**Exercise task**
Read the records below and copy each line that contains "Après".

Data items
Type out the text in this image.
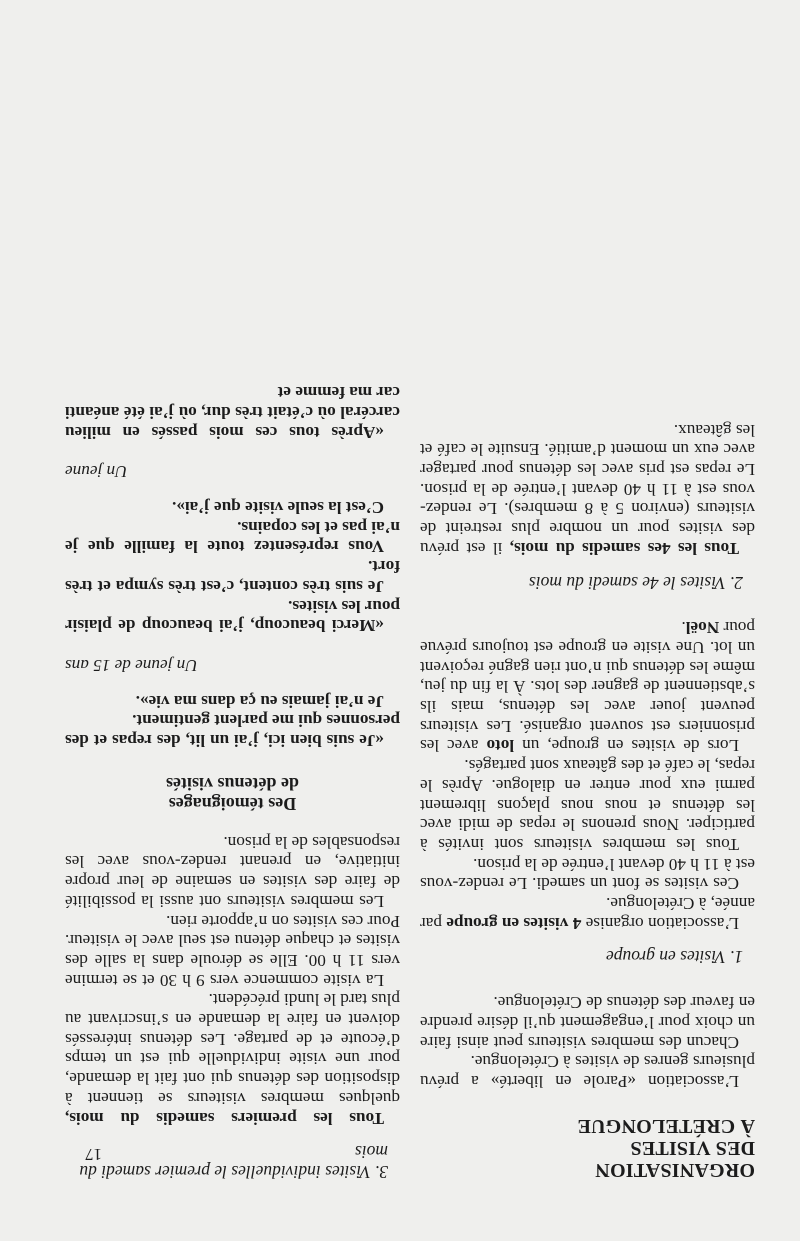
ORGANISATION
DES VISITES
À CRÉTELONGUE

L’association «Parole en liberté» a prévu plusieurs genres de visites à Crételongue.

Chacun des membres visiteurs peut ainsi faire un choix pour l’engagement qu’il désire prendre en faveur des détenus de Crételongue.

1. Visites en groupe

L’association organise 4 visites en groupe par année, à Crételongue.

Ces visites se font un samedi. Le rendez-vous est à 11 h 40 devant l’entrée de la prison.

Tous les membres visiteurs sont invités à participer. Nous prenons le repas de midi avec les détenus et nous nous plaçons librement parmi eux pour entrer en dialogue. Après le repas, le café et des gâteaux sont partagés.

Lors de visites en groupe, un loto avec les prisonniers est souvent organisé. Les visiteurs peuvent jouer avec les détenus, mais ils s’abstiennent de gagner des lots. À la fin du jeu, même les détenus qui n’ont rien gagné reçoivent un lot. Une visite en groupe est toujours prévue pour Noël.

2. Visites le 4e samedi du mois

Tous les 4es samedis du mois, il est prévu des visites pour un nombre plus restreint de visiteurs (environ 5 à 8 membres). Le rendez-vous est à 11 h 40 devant l’entrée de la prison. Le repas est pris avec les détenus pour partager avec eux un moment d’amitié. Ensuite le café et les gâteaux.

3. Visites individuelles le premier samedi du mois

Tous les premiers samedis du mois, quelques membres visiteurs se tiennent à disposition des détenus qui ont fait la demande, pour une visite individuelle qui est un temps d’écoute et de partage. Les détenus intéressés doivent en faire la demande en s’inscrivant au plus tard le lundi précédent.

La visite commence vers 9 h 30 et se termine vers 11 h 00. Elle se déroule dans la salle des visites et chaque détenu est seul avec le visiteur. Pour ces visites on n’apporte rien.

Les membres visiteurs ont aussi la possibilité de faire des visites en semaine de leur propre initiative, en prenant rendez-vous avec les responsables de la prison.

Des témoignages
de détenus visités

«Je suis bien ici, j’ai un lit, des repas et des personnes qui me parlent gentiment.

Je n’ai jamais eu ça dans ma vie».

Un jeune de 15 ans

«Merci beaucoup, j’ai beaucoup de plaisir pour les visites.

Je suis très content, c’est très sympa et très fort.

Vous représentez toute la famille que je n’ai pas et les copains.

C’est la seule visite que j’ai».

Un jeune

«Après tous ces mois passés en milieu carcéral où c’était très dur, où j’ai été anéanti car ma femme et

17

**Task output**
Tous les membres visiteurs sont invités à participer. Nous prenons le repas de midi avec les détenus et nous nous plaçons librement parmi eux pour entrer en dialogue. Après le repas, le café et des gâteaux sont partagés.
«Après tous ces mois passés en milieu carcéral où c’était très dur, où j’ai été anéanti car ma femme et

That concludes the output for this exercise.